▶ **演習問題**:
1 > 参照本文に掲載されている論文の著者名を、すべて挙げてください。
2 > 参照本文の要旨によると、研究チームができるだけ完全な構造記述子を用いようとするのはなぜですか。1～3文で説明してください。
3 > 参照本文について、次の問いに答えてください。
(a) この研究はどの学術誌に発表されましたか。
(b) 合成の最有力候補として提案された仮想骨格はいくつで、それらは何が異なっていますか。
(c) より厳密な原子間相関によって、主要な識別要因とされたものは何ですか。

Auerbachらの研究チームは、人工知能を使って、炭素捕捉に有望な材料の合成可能性をランク付けしています。(Auerbach and Team Use Artificial Intelligence to Rank The Synthesizability Of Materials That Show Promise for Carbon Capture)


2022-10-27 マサチューセッツ大学アマースト校

国際研究チームが、材料科学における長年の課題である、コンピュータで作成した膨大なデータベースの中から実際に製造するのに適した構造を特定するために人工知能(AI)を応用した研究を「Digital Discovery」誌に発表した。


ソーティングハットを用いた仮想ゼオライトの合成可能性のランク付け Ranking the synthesizability of hypothetical zeolites with the sorting hat

Benjamin A. Helfrecht,  Giovanni Pireddu, Rocio Semino,  Scott M. Auerbach  and  Michele Ceriotti
Digital Discovery  Published:12 Oct 2022


Zeolites are nanoporous alumino-silicate frameworks widely used as catalysts and adsorbents. Even though millions of siliceous networks can be generated by computer-aided searches, no new hypothetical framework has yet been synthesized. The needle-in-a-haystack problem of finding promising candidates among large databases of predicted structures has intrigued materials scientists for decades; yet, most work to date on the zeolite problem has been limited to intuitive structural descriptors. Here, we tackle this problem through a rigorous data science scheme—the “Zeolite Sorting Hat”—that exploits interatomic correlations to discriminate between real and hypothetical zeolites and to partition real zeolites into compositional classes that guide synthetic strategies for a given hypothetical framework. We find that, regardless of the structural descriptor used by the Zeolite Sorting Hat, there remain hypothetical frameworks that are incorrectly classified as real ones, suggesting that they might be good candidates for synthesis. We seek to minimize the number of such misclassified frameworks by using as complete a structural descriptor as possible, thus focusing on truly viable synthetic targets, while discovering structural features that distinguish real and hypothetical frameworks as an output of the Zeolite Sorting Hat. Further ranking of the candidates can be achieved based on thermodynamic stability and/or their suitability for the desired applications. Based on this workflow, we propose three hypothetical frameworks differing in their molar volume range as the top targets for synthesis, each with a composition suggested by the Zeolite Sorting Hat. Finally, we analyze the behavior of the Zeolite Sorting Hat with a hierarchy of structural descriptors including intuitive descriptors reported in previous studies, finding that intuitive descriptors produce significantly more misclassified hypothetical frameworks, and that more rigorous interatomic correlations point to second-neighbor Si–O distances around 3.2–3.4 Å as the key discriminatory factor.

▶ **行一覧**:
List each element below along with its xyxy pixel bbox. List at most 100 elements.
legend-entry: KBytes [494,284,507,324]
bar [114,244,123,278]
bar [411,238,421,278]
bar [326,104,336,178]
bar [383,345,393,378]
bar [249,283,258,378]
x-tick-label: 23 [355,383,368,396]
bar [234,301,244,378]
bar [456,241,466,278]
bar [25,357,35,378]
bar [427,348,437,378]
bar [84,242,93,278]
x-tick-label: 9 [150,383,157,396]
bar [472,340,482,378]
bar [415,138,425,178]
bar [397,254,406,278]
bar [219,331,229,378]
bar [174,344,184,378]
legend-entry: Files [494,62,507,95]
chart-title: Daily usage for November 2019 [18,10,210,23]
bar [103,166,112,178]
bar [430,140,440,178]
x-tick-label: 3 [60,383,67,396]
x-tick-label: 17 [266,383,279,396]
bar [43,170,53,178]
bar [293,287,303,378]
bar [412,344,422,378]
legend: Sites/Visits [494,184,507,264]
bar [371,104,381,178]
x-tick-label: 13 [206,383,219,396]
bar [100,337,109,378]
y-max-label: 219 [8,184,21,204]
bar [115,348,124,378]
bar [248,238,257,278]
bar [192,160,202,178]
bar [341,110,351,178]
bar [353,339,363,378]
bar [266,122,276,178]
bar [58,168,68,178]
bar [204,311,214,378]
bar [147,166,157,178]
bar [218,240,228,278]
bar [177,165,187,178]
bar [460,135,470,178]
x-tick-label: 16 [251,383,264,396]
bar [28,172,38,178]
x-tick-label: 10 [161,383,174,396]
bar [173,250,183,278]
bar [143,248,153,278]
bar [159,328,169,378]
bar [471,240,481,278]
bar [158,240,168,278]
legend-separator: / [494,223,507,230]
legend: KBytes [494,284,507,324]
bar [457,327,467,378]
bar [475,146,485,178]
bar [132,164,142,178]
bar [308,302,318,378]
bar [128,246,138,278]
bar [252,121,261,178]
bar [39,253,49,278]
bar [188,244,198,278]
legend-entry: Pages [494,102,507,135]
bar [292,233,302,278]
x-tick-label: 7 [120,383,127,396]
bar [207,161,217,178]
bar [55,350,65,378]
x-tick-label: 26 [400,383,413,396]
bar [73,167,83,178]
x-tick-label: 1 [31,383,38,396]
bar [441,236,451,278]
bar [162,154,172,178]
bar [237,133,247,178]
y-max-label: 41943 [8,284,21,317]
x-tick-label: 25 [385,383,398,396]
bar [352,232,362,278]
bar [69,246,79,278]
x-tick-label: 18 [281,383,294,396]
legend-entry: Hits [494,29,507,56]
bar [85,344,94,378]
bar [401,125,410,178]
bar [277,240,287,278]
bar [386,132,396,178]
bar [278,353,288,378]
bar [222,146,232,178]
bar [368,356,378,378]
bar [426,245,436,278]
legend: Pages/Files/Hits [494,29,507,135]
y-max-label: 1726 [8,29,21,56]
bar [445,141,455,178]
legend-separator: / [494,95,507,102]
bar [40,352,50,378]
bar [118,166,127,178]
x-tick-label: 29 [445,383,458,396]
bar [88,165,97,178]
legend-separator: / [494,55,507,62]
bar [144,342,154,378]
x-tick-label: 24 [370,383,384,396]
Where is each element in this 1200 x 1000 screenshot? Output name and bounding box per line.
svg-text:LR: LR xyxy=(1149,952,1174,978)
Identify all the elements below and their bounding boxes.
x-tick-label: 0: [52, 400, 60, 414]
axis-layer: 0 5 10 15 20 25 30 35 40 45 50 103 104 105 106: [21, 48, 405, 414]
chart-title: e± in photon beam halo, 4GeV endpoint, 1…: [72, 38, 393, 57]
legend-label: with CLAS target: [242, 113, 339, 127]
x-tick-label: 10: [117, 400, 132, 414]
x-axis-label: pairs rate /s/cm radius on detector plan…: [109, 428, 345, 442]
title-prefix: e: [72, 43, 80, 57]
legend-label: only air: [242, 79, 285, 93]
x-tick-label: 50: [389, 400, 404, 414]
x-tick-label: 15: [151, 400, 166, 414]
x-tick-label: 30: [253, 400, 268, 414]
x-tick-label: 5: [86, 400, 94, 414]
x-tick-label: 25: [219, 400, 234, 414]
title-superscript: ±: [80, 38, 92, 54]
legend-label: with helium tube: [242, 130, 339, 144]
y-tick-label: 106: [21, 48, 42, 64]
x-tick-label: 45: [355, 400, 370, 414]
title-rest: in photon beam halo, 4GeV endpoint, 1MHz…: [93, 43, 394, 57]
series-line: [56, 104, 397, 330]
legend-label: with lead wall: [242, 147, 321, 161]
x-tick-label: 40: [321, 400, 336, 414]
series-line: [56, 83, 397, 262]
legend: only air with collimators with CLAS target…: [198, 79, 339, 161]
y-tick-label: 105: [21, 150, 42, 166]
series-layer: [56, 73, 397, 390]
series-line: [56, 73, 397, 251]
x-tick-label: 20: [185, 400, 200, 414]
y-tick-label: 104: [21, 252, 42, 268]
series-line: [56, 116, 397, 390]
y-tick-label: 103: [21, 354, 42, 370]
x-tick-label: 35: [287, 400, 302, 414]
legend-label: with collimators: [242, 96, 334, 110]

▶ **解答**:
1 > Benjamin A. Helfrecht、Giovanni Pireddu、Rocio Semino、Scott M. Auerbach、Michele Ceriotti

2 > 仮想骨格を実在のものと誤分類する数を最小限に抑えるためです。そうすることで、本当に合成可能な目標に焦点を絞ることができます。

3 >
(a) 「Digital Discovery」誌です。
(b) 三つで、モル体積の範囲が異なっています。
(c) 約3.2～3.4 Åの第二近接Si–O距離です。